Dati in ingresso:
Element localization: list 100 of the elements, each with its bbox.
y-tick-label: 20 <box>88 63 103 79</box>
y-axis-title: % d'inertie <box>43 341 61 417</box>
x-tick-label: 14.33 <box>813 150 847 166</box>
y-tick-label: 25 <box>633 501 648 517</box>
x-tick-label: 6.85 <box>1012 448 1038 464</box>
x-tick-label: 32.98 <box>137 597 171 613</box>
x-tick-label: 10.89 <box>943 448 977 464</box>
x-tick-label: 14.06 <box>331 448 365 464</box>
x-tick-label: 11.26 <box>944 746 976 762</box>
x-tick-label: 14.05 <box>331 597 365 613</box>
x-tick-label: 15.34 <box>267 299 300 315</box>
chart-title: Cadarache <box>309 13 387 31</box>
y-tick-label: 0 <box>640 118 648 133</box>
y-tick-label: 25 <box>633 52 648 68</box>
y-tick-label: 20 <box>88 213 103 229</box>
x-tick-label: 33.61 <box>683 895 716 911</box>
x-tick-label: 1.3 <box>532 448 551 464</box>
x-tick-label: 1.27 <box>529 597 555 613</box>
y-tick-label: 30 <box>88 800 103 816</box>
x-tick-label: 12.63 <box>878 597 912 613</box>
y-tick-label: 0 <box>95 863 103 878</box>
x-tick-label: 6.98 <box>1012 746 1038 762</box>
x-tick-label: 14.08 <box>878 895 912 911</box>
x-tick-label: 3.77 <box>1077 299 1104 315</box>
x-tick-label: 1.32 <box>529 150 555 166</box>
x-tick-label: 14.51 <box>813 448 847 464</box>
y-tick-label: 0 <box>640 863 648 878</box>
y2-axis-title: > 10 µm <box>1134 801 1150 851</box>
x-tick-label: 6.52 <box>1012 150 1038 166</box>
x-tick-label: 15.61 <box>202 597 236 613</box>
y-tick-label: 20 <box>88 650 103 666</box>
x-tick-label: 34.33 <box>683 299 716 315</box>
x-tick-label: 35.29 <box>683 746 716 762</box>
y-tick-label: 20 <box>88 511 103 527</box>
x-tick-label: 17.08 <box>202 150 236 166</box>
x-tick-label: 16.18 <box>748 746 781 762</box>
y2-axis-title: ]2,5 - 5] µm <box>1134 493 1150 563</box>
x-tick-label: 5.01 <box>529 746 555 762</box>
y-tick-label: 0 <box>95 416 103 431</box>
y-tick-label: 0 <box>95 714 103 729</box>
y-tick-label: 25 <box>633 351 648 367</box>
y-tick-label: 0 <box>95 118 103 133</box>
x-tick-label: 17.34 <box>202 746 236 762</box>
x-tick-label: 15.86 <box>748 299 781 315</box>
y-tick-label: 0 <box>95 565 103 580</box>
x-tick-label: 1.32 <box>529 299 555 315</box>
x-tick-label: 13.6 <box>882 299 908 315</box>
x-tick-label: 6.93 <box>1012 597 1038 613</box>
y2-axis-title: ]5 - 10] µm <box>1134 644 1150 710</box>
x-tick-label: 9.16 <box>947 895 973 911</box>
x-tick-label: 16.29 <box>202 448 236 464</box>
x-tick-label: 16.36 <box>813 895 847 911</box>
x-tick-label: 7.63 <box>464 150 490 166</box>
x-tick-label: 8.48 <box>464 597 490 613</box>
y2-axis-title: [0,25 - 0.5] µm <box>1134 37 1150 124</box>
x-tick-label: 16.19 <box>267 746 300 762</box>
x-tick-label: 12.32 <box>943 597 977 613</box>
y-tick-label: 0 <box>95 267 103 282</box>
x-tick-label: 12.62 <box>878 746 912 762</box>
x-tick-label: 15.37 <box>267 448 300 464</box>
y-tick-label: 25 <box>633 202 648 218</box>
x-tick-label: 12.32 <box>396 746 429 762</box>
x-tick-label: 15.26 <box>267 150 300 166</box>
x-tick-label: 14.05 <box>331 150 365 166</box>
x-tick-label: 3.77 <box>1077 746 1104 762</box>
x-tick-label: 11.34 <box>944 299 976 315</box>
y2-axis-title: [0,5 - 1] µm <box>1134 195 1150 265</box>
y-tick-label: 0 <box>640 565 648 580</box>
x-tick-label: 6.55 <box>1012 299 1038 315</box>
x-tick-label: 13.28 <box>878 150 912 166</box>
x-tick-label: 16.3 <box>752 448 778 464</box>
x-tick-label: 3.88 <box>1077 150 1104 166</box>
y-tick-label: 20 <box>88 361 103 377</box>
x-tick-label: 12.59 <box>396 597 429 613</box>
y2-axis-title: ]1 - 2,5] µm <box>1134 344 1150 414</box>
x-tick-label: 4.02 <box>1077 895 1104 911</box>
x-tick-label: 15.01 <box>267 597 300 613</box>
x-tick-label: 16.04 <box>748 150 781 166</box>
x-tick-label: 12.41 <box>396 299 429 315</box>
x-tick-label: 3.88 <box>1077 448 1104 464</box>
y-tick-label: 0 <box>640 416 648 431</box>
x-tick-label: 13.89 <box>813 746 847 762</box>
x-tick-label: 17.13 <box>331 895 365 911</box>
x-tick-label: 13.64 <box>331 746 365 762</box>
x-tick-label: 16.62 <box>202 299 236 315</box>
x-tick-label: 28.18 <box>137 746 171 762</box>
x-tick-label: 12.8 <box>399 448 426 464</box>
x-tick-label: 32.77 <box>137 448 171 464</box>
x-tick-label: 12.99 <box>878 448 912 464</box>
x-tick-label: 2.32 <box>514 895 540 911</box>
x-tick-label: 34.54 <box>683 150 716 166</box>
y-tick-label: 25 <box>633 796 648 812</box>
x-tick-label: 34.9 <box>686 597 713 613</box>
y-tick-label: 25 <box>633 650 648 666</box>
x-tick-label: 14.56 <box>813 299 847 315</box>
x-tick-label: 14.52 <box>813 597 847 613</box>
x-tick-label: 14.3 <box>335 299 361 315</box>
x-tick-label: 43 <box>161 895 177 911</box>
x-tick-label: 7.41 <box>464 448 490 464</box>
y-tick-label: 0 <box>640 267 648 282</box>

Problema assegnato: Disponi tutte queste voci in un elenco numerato, omettendo le righe vuote.

Soluzione del problema:
1. Element localization: list 100 of the elements, each with its bbox.
2. y-tick-label: 20 <box>88 63 103 79</box>
3. y-axis-title: % d'inertie <box>43 341 61 417</box>
4. x-tick-label: 14.33 <box>813 150 847 166</box>
5. y-tick-label: 25 <box>633 501 648 517</box>
6. x-tick-label: 6.85 <box>1012 448 1038 464</box>
7. x-tick-label: 32.98 <box>137 597 171 613</box>
8. x-tick-label: 10.89 <box>943 448 977 464</box>
9. x-tick-label: 14.06 <box>331 448 365 464</box>
10. x-tick-label: 11.26 <box>944 746 976 762</box>
11. x-tick-label: 14.05 <box>331 597 365 613</box>
12. x-tick-label: 15.34 <box>267 299 300 315</box>
13. chart-title: Cadarache <box>309 13 387 31</box>
14. y-tick-label: 0 <box>640 118 648 133</box>
15. y-tick-label: 25 <box>633 52 648 68</box>
16. y-tick-label: 20 <box>88 213 103 229</box>
17. x-tick-label: 33.61 <box>683 895 716 911</box>
18. x-tick-label: 1.3 <box>532 448 551 464</box>
19. x-tick-label: 1.27 <box>529 597 555 613</box>
20. y-tick-label: 30 <box>88 800 103 816</box>
21. x-tick-label: 12.63 <box>878 597 912 613</box>
22. y-tick-label: 0 <box>95 863 103 878</box>
23. x-tick-label: 6.98 <box>1012 746 1038 762</box>
24. x-tick-label: 14.08 <box>878 895 912 911</box>
25. x-tick-label: 3.77 <box>1077 299 1104 315</box>
26. x-tick-label: 1.32 <box>529 150 555 166</box>
27. x-tick-label: 14.51 <box>813 448 847 464</box>
28. y-tick-label: 0 <box>640 863 648 878</box>
29. y2-axis-title: > 10 µm <box>1134 801 1150 851</box>
30. x-tick-label: 6.52 <box>1012 150 1038 166</box>
31. x-tick-label: 15.61 <box>202 597 236 613</box>
32. y-tick-label: 20 <box>88 650 103 666</box>
33. x-tick-label: 34.33 <box>683 299 716 315</box>
34. x-tick-label: 35.29 <box>683 746 716 762</box>
35. y-tick-label: 20 <box>88 511 103 527</box>
36. x-tick-label: 17.08 <box>202 150 236 166</box>
37. x-tick-label: 16.18 <box>748 746 781 762</box>
38. y2-axis-title: ]2,5 - 5] µm <box>1134 493 1150 563</box>
39. x-tick-label: 5.01 <box>529 746 555 762</box>
40. y-tick-label: 0 <box>95 416 103 431</box>
41. y-tick-label: 0 <box>95 714 103 729</box>
42. y-tick-label: 25 <box>633 351 648 367</box>
43. y-tick-label: 0 <box>95 118 103 133</box>
44. x-tick-label: 17.34 <box>202 746 236 762</box>
45. x-tick-label: 15.86 <box>748 299 781 315</box>
46. y-tick-label: 0 <box>95 565 103 580</box>
47. x-tick-label: 1.32 <box>529 299 555 315</box>
48. x-tick-label: 13.6 <box>882 299 908 315</box>
49. x-tick-label: 6.93 <box>1012 597 1038 613</box>
50. y2-axis-title: ]5 - 10] µm <box>1134 644 1150 710</box>
51. x-tick-label: 9.16 <box>947 895 973 911</box>
52. x-tick-label: 16.29 <box>202 448 236 464</box>
53. x-tick-label: 16.36 <box>813 895 847 911</box>
54. x-tick-label: 7.63 <box>464 150 490 166</box>
55. x-tick-label: 8.48 <box>464 597 490 613</box>
56. y2-axis-title: [0,25 - 0.5] µm <box>1134 37 1150 124</box>
57. x-tick-label: 16.19 <box>267 746 300 762</box>
58. x-tick-label: 12.32 <box>943 597 977 613</box>
59. y-tick-label: 0 <box>95 267 103 282</box>
60. x-tick-label: 12.62 <box>878 746 912 762</box>
61. x-tick-label: 15.37 <box>267 448 300 464</box>
62. y-tick-label: 25 <box>633 202 648 218</box>
63. x-tick-label: 12.32 <box>396 746 429 762</box>
64. x-tick-label: 15.26 <box>267 150 300 166</box>
65. x-tick-label: 14.05 <box>331 150 365 166</box>
66. x-tick-label: 3.77 <box>1077 746 1104 762</box>
67. x-tick-label: 11.34 <box>944 299 976 315</box>
68. y2-axis-title: [0,5 - 1] µm <box>1134 195 1150 265</box>
69. y-tick-label: 0 <box>640 565 648 580</box>
70. x-tick-label: 6.55 <box>1012 299 1038 315</box>
71. x-tick-label: 13.28 <box>878 150 912 166</box>
72. x-tick-label: 16.3 <box>752 448 778 464</box>
73. x-tick-label: 3.88 <box>1077 150 1104 166</box>
74. y-tick-label: 20 <box>88 361 103 377</box>
75. x-tick-label: 12.59 <box>396 597 429 613</box>
76. y2-axis-title: ]1 - 2,5] µm <box>1134 344 1150 414</box>
77. x-tick-label: 4.02 <box>1077 895 1104 911</box>
78. x-tick-label: 15.01 <box>267 597 300 613</box>
79. x-tick-label: 16.04 <box>748 150 781 166</box>
80. x-tick-label: 12.41 <box>396 299 429 315</box>
81. x-tick-label: 3.88 <box>1077 448 1104 464</box>
82. y-tick-label: 0 <box>640 416 648 431</box>
83. x-tick-label: 13.89 <box>813 746 847 762</box>
84. x-tick-label: 17.13 <box>331 895 365 911</box>
85. x-tick-label: 13.64 <box>331 746 365 762</box>
86. x-tick-label: 16.62 <box>202 299 236 315</box>
87. x-tick-label: 28.18 <box>137 746 171 762</box>
88. x-tick-label: 12.8 <box>399 448 426 464</box>
89. x-tick-label: 32.77 <box>137 448 171 464</box>
90. x-tick-label: 12.99 <box>878 448 912 464</box>
91. x-tick-label: 2.32 <box>514 895 540 911</box>
92. x-tick-label: 34.54 <box>683 150 716 166</box>
93. y-tick-label: 25 <box>633 796 648 812</box>
94. x-tick-label: 34.9 <box>686 597 713 613</box>
95. y-tick-label: 25 <box>633 650 648 666</box>
96. x-tick-label: 14.56 <box>813 299 847 315</box>
97. x-tick-label: 14.52 <box>813 597 847 613</box>
98. x-tick-label: 14.3 <box>335 299 361 315</box>
99. x-tick-label: 43 <box>161 895 177 911</box>
100. x-tick-label: 7.41 <box>464 448 490 464</box>
101. y-tick-label: 0 <box>640 267 648 282</box>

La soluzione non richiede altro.